Requirements:
Condense the paragraph of the baseball article below that begins "However, June was rough for the rookie" into a short bulleted list that keeps its main facts.

Selection:
= = =

In his short time in the majors, he's made six starts, going 2-1 with a 3.44 ERA. He's walked just five batters in 34 innings. However, he's also given up four home runs and 35 hits. 

Similar to Saturday's starter, Tyler Glasnow, Taillon is a tall righty who can throw the ball in the upper 90s. At 6-foot-5, he's can be overpowering while bringing a strong curveball that he utilizes as his main off-speed pitch.

Opposing Taillon is arguably the Phillies' best starter this year. Velasquez was drafted in the second round of that same 2010 draft. As he has all season, he continues to overpower hitters with his velocity and repertoire, fanning 98 batters this year. His 3.15 ERA and eight wins are best among the Phillies' young starters.

His last start was his fourth since returning from the disabled list, and he has allowed two or fewer runs in each start. He allowed just one run to the Marlins on Tuesday, giving up three hits and four walks in seven innings. Pitching deep into games like he did vs. Miami is the next frontier for the 24-year-old flamethrower.

3. Appreciating Tommy Joseph's July
Since he was called up for his debut in May, Tommy Joseph has shown flashes of brilliance with the bat. 

However, June was rough for the rookie. He batted just .204 and walked just two times while striking out in 23 of his 96 plate appearances. Sure, he hit five home runs, but when he wasn't hitting for power, he was doing little else.

That has changed in his 15 games this July. He's already hit five homers in just over half the plate appearances and walked six times. The walks are key. He's never been one to draw all that many walks even in the minors, so it shows he may be taking another step in his development. 

In all, he has 17 hits and 10 runs scored in just 44 at-bats and 12 starts this month. He's raised his average to .264 and has a slugging percentage of .529.

= = =

Dataset excerpt:
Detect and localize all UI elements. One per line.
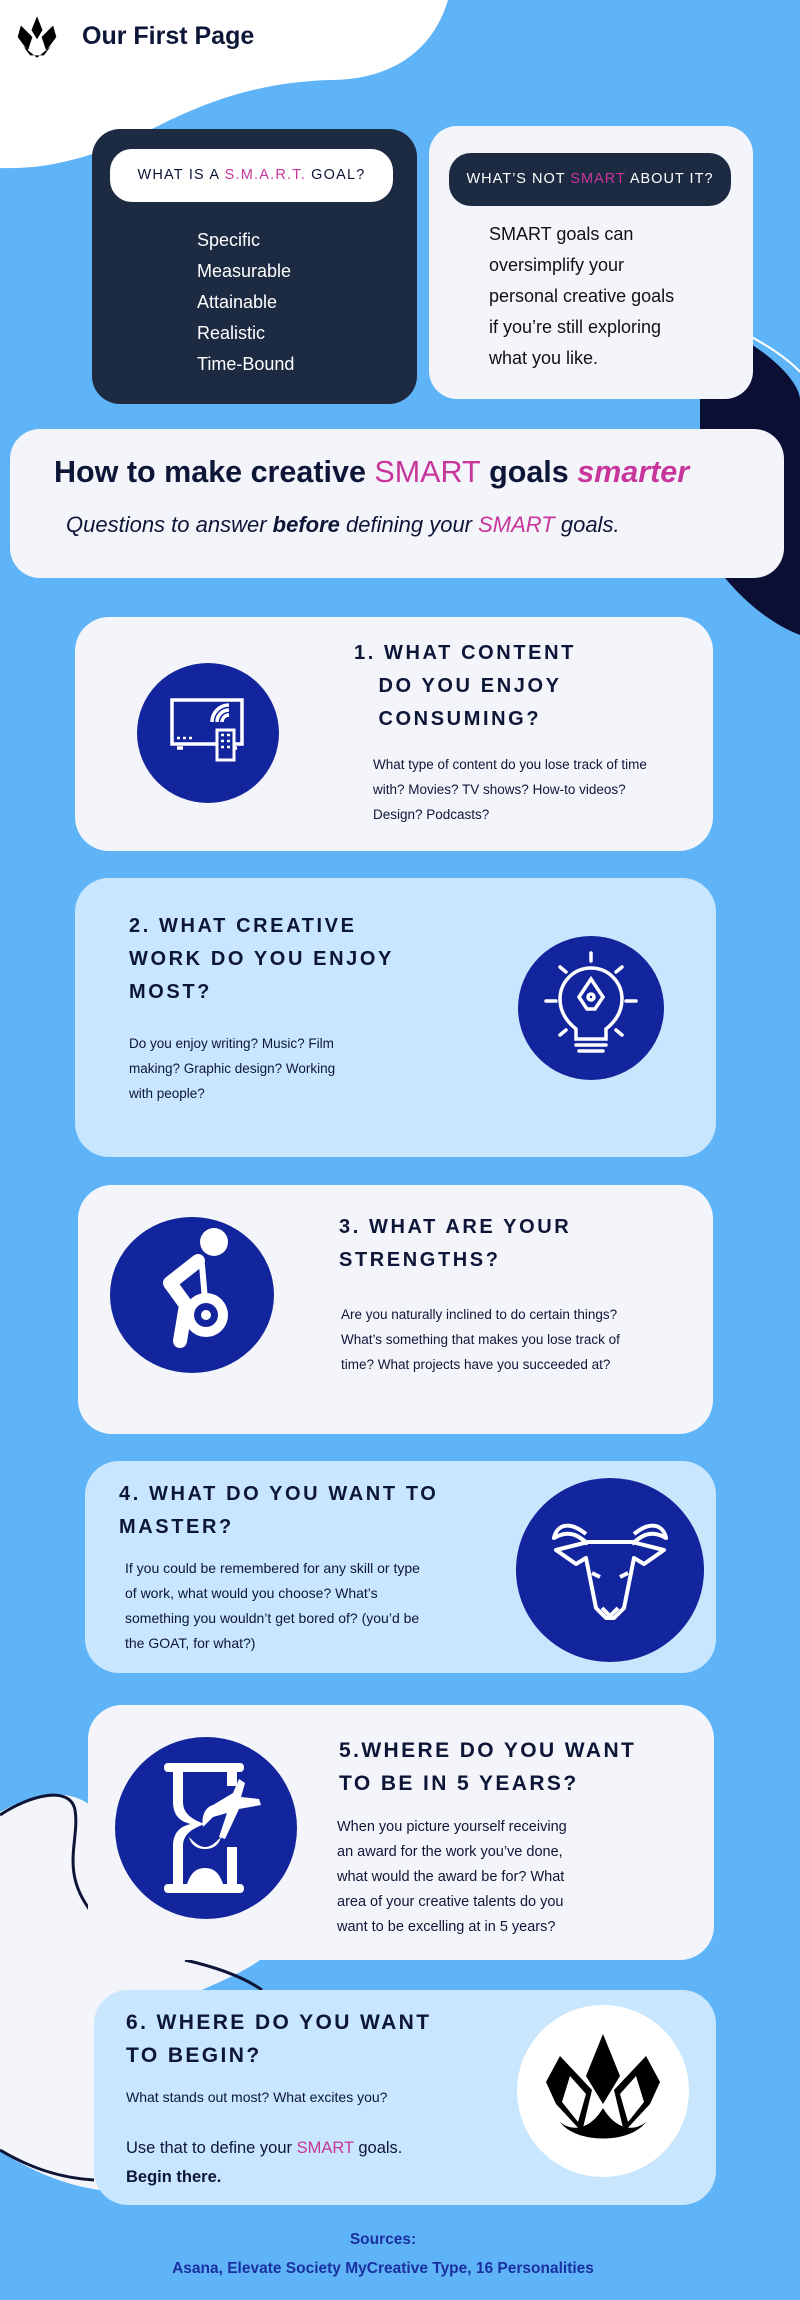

= = =

Result of this exercise:
- June was a rough month for the rookie.
- He batted .204.
- He walked only twice.
- He struck out in 23 of 96 plate appearances.
- He hit five home runs, but when he wasn't hitting for power he did little else.